═══ PROVIDED RECORDS

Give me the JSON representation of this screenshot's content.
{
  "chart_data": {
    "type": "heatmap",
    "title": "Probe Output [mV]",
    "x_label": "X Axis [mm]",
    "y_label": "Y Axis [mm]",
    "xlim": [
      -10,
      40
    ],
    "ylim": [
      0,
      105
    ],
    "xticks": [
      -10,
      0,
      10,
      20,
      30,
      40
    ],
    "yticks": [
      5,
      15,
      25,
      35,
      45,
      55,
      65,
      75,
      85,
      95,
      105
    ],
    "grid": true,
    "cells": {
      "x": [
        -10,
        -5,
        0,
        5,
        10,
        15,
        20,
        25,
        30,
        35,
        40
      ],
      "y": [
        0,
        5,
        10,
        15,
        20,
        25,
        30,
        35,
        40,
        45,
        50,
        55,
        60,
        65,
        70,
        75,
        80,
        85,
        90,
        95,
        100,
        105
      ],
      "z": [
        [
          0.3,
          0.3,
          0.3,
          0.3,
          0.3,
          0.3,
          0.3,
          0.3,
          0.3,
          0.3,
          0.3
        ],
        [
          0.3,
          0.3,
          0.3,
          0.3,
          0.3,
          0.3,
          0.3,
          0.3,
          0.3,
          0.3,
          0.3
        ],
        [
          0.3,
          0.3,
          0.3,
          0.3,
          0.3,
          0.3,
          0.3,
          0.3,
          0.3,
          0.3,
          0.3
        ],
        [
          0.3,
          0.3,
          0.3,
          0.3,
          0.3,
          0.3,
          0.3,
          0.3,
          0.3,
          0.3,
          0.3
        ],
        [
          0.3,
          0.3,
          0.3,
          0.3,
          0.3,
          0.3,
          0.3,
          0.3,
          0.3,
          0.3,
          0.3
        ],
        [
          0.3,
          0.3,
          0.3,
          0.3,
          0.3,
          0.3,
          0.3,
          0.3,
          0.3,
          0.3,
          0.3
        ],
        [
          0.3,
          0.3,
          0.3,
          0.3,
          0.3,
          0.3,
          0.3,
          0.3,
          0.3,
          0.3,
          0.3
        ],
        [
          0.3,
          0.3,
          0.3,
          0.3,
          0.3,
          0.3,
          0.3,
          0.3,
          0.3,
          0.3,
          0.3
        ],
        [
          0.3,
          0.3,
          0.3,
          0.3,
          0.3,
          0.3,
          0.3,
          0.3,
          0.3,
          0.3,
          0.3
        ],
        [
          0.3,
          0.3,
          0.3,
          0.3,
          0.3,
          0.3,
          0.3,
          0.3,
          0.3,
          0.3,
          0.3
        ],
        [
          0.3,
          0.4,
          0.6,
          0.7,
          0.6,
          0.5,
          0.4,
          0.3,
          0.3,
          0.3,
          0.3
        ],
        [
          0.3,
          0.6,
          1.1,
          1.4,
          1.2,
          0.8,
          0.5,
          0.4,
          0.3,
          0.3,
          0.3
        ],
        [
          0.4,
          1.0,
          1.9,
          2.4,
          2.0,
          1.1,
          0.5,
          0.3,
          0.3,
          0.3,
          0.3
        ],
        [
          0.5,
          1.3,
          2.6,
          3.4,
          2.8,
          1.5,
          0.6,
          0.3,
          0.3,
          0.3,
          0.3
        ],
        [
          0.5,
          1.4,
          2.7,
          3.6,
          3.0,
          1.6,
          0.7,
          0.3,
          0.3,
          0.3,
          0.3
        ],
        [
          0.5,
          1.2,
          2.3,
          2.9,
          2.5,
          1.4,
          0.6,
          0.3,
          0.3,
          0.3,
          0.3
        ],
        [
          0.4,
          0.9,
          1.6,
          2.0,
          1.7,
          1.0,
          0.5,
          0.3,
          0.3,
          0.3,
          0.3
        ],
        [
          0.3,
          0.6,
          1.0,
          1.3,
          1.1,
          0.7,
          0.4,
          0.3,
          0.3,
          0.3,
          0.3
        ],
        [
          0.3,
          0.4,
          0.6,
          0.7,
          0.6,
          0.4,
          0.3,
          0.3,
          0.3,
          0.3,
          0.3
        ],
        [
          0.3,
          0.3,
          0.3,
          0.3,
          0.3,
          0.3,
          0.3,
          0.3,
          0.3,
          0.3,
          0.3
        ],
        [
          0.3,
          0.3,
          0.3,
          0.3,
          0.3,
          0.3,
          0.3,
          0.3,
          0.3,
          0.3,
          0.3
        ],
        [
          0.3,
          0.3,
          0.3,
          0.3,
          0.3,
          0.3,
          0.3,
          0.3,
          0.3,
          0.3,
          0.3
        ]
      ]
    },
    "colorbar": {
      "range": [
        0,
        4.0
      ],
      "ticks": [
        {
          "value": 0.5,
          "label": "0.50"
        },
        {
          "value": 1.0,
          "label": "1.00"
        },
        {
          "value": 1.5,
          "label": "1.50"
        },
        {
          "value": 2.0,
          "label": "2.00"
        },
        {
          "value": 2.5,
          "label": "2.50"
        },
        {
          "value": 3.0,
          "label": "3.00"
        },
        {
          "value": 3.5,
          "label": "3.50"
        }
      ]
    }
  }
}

══════

OBJECTIVE:
Write down every line of the data exactly as it appears above.

ANSWER:
Give me the JSON representation of this screenshot's content.
{
  "chart_data": {
    "type": "heatmap",
    "title": "Probe Output [mV]",
    "x_label": "X Axis [mm]",
    "y_label": "Y Axis [mm]",
    "xlim": [
      -10,
      40
    ],
    "ylim": [
      0,
      105
    ],
    "xticks": [
      -10,
      0,
      10,
      20,
      30,
      40
    ],
    "yticks": [
      5,
      15,
      25,
      35,
      45,
      55,
      65,
      75,
      85,
      95,
      105
    ],
    "grid": true,
    "cells": {
      "x": [
        -10,
        -5,
        0,
        5,
        10,
        15,
        20,
        25,
        30,
        35,
        40
      ],
      "y": [
        0,
        5,
        10,
        15,
        20,
        25,
        30,
        35,
        40,
        45,
        50,
        55,
        60,
        65,
        70,
        75,
        80,
        85,
        90,
        95,
        100,
        105
      ],
      "z": [
        [
          0.3,
          0.3,
          0.3,
          0.3,
          0.3,
          0.3,
          0.3,
          0.3,
          0.3,
          0.3,
          0.3
        ],
        [
          0.3,
          0.3,
          0.3,
          0.3,
          0.3,
          0.3,
          0.3,
          0.3,
          0.3,
          0.3,
          0.3
        ],
        [
          0.3,
          0.3,
          0.3,
          0.3,
          0.3,
          0.3,
          0.3,
          0.3,
          0.3,
          0.3,
          0.3
        ],
        [
          0.3,
          0.3,
          0.3,
          0.3,
          0.3,
          0.3,
          0.3,
          0.3,
          0.3,
          0.3,
          0.3
        ],
        [
          0.3,
          0.3,
          0.3,
          0.3,
          0.3,
          0.3,
          0.3,
          0.3,
          0.3,
          0.3,
          0.3
        ],
        [
          0.3,
          0.3,
          0.3,
          0.3,
          0.3,
          0.3,
          0.3,
          0.3,
          0.3,
          0.3,
          0.3
        ],
        [
          0.3,
          0.3,
          0.3,
          0.3,
          0.3,
          0.3,
          0.3,
          0.3,
          0.3,
          0.3,
          0.3
        ],
        [
          0.3,
          0.3,
          0.3,
          0.3,
          0.3,
          0.3,
          0.3,
          0.3,
          0.3,
          0.3,
          0.3
        ],
        [
          0.3,
          0.3,
          0.3,
          0.3,
          0.3,
          0.3,
          0.3,
          0.3,
          0.3,
          0.3,
          0.3
        ],
        [
          0.3,
          0.3,
          0.3,
          0.3,
          0.3,
          0.3,
          0.3,
          0.3,
          0.3,
          0.3,
          0.3
        ],
        [
          0.3,
          0.4,
          0.6,
          0.7,
          0.6,
          0.5,
          0.4,
          0.3,
          0.3,
          0.3,
          0.3
        ],
        [
          0.3,
          0.6,
          1.1,
          1.4,
          1.2,
          0.8,
          0.5,
          0.4,
          0.3,
          0.3,
          0.3
        ],
        [
          0.4,
          1.0,
          1.9,
          2.4,
          2.0,
          1.1,
          0.5,
          0.3,
          0.3,
          0.3,
          0.3
        ],
        [
          0.5,
          1.3,
          2.6,
          3.4,
          2.8,
          1.5,
          0.6,
          0.3,
          0.3,
          0.3,
          0.3
        ],
        [
          0.5,
          1.4,
          2.7,
          3.6,
          3.0,
          1.6,
          0.7,
          0.3,
          0.3,
          0.3,
          0.3
        ],
        [
          0.5,
          1.2,
          2.3,
          2.9,
          2.5,
          1.4,
          0.6,
          0.3,
          0.3,
          0.3,
          0.3
        ],
        [
          0.4,
          0.9,
          1.6,
          2.0,
          1.7,
          1.0,
          0.5,
          0.3,
          0.3,
          0.3,
          0.3
        ],
        [
          0.3,
          0.6,
          1.0,
          1.3,
          1.1,
          0.7,
          0.4,
          0.3,
          0.3,
          0.3,
          0.3
        ],
        [
          0.3,
          0.4,
          0.6,
          0.7,
          0.6,
          0.4,
          0.3,
          0.3,
          0.3,
          0.3,
          0.3
        ],
        [
          0.3,
          0.3,
          0.3,
          0.3,
          0.3,
          0.3,
          0.3,
          0.3,
          0.3,
          0.3,
          0.3
        ],
        [
          0.3,
          0.3,
          0.3,
          0.3,
          0.3,
          0.3,
          0.3,
          0.3,
          0.3,
          0.3,
          0.3
        ],
        [
          0.3,
          0.3,
          0.3,
          0.3,
          0.3,
          0.3,
          0.3,
          0.3,
          0.3,
          0.3,
          0.3
        ]
      ]
    },
    "colorbar": {
      "range": [
        0,
        4.0
      ],
      "ticks": [
        {
          "value": 0.5,
          "label": "0.50"
        },
        {
          "value": 1.0,
          "label": "1.00"
        },
        {
          "value": 1.5,
          "label": "1.50"
        },
        {
          "value": 2.0,
          "label": "2.00"
        },
        {
          "value": 2.5,
          "label": "2.50"
        },
        {
          "value": 3.0,
          "label": "3.00"
        },
        {
          "value": 3.5,
          "label": "3.50"
        }
      ]
    }
  }
}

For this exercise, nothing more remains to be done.